#### [AIM OF THE EXERCISE]
Retype the material that follows, keeping every word as it is.

#### [TASK INPUTS]

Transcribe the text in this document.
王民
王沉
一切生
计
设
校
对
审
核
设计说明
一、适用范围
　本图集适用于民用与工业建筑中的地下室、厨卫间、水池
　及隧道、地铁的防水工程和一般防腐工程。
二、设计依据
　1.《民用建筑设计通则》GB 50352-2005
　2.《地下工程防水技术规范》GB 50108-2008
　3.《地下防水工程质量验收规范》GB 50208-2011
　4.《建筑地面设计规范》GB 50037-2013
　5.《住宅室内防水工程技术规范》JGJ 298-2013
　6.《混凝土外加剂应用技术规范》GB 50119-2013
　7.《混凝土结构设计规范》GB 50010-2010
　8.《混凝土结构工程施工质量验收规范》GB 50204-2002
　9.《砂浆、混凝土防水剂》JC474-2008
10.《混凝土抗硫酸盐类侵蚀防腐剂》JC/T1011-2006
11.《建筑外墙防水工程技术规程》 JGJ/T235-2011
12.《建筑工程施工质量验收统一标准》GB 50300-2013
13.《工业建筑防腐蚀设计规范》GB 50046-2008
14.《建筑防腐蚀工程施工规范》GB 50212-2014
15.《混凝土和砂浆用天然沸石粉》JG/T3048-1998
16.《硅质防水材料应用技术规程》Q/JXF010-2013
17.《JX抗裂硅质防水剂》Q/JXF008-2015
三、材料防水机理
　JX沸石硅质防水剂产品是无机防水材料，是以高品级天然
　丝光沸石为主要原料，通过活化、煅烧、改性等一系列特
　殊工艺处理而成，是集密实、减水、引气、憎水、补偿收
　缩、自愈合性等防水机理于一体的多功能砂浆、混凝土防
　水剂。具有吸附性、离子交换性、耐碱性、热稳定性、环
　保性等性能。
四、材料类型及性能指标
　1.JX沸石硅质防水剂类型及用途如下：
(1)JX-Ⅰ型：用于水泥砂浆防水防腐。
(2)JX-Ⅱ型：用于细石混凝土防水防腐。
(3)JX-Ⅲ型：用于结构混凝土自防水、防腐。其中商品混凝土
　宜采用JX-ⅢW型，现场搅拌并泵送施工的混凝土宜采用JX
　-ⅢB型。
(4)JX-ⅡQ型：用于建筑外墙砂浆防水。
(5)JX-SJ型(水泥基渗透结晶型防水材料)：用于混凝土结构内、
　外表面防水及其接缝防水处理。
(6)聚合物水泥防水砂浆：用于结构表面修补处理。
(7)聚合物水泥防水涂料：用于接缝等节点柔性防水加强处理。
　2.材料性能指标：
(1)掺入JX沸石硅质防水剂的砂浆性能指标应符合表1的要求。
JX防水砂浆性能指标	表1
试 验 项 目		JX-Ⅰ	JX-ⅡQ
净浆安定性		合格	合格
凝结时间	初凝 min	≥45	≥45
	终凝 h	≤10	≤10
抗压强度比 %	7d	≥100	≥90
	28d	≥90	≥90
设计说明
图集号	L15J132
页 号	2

#### [EXERCISE ANSWER]
Transcribe the text in this document.
王民
王沉
一切生
计
设
校
对
审
核
设计说明
一、适用范围
　本图集适用于民用与工业建筑中的地下室、厨卫间、水池
　及隧道、地铁的防水工程和一般防腐工程。
二、设计依据
　1.《民用建筑设计通则》GB 50352-2005
　2.《地下工程防水技术规范》GB 50108-2008
　3.《地下防水工程质量验收规范》GB 50208-2011
　4.《建筑地面设计规范》GB 50037-2013
　5.《住宅室内防水工程技术规范》JGJ 298-2013
　6.《混凝土外加剂应用技术规范》GB 50119-2013
　7.《混凝土结构设计规范》GB 50010-2010
　8.《混凝土结构工程施工质量验收规范》GB 50204-2002
　9.《砂浆、混凝土防水剂》JC474-2008
10.《混凝土抗硫酸盐类侵蚀防腐剂》JC/T1011-2006
11.《建筑外墙防水工程技术规程》 JGJ/T235-2011
12.《建筑工程施工质量验收统一标准》GB 50300-2013
13.《工业建筑防腐蚀设计规范》GB 50046-2008
14.《建筑防腐蚀工程施工规范》GB 50212-2014
15.《混凝土和砂浆用天然沸石粉》JG/T3048-1998
16.《硅质防水材料应用技术规程》Q/JXF010-2013
17.《JX抗裂硅质防水剂》Q/JXF008-2015
三、材料防水机理
　JX沸石硅质防水剂产品是无机防水材料，是以高品级天然
　丝光沸石为主要原料，通过活化、煅烧、改性等一系列特
　殊工艺处理而成，是集密实、减水、引气、憎水、补偿收
　缩、自愈合性等防水机理于一体的多功能砂浆、混凝土防
　水剂。具有吸附性、离子交换性、耐碱性、热稳定性、环
　保性等性能。
四、材料类型及性能指标
　1.JX沸石硅质防水剂类型及用途如下：
(1)JX-Ⅰ型：用于水泥砂浆防水防腐。
(2)JX-Ⅱ型：用于细石混凝土防水防腐。
(3)JX-Ⅲ型：用于结构混凝土自防水、防腐。其中商品混凝土
　宜采用JX-ⅢW型，现场搅拌并泵送施工的混凝土宜采用JX
　-ⅢB型。
(4)JX-ⅡQ型：用于建筑外墙砂浆防水。
(5)JX-SJ型(水泥基渗透结晶型防水材料)：用于混凝土结构内、
　外表面防水及其接缝防水处理。
(6)聚合物水泥防水砂浆：用于结构表面修补处理。
(7)聚合物水泥防水涂料：用于接缝等节点柔性防水加强处理。
　2.材料性能指标：
(1)掺入JX沸石硅质防水剂的砂浆性能指标应符合表1的要求。
JX防水砂浆性能指标	表1
试 验 项 目		JX-Ⅰ	JX-ⅡQ
净浆安定性		合格	合格
凝结时间	初凝 min	≥45	≥45
	终凝 h	≤10	≤10
抗压强度比 %	7d	≥100	≥90
	28d	≥90	≥90
设计说明
图集号	L15J132
页 号	2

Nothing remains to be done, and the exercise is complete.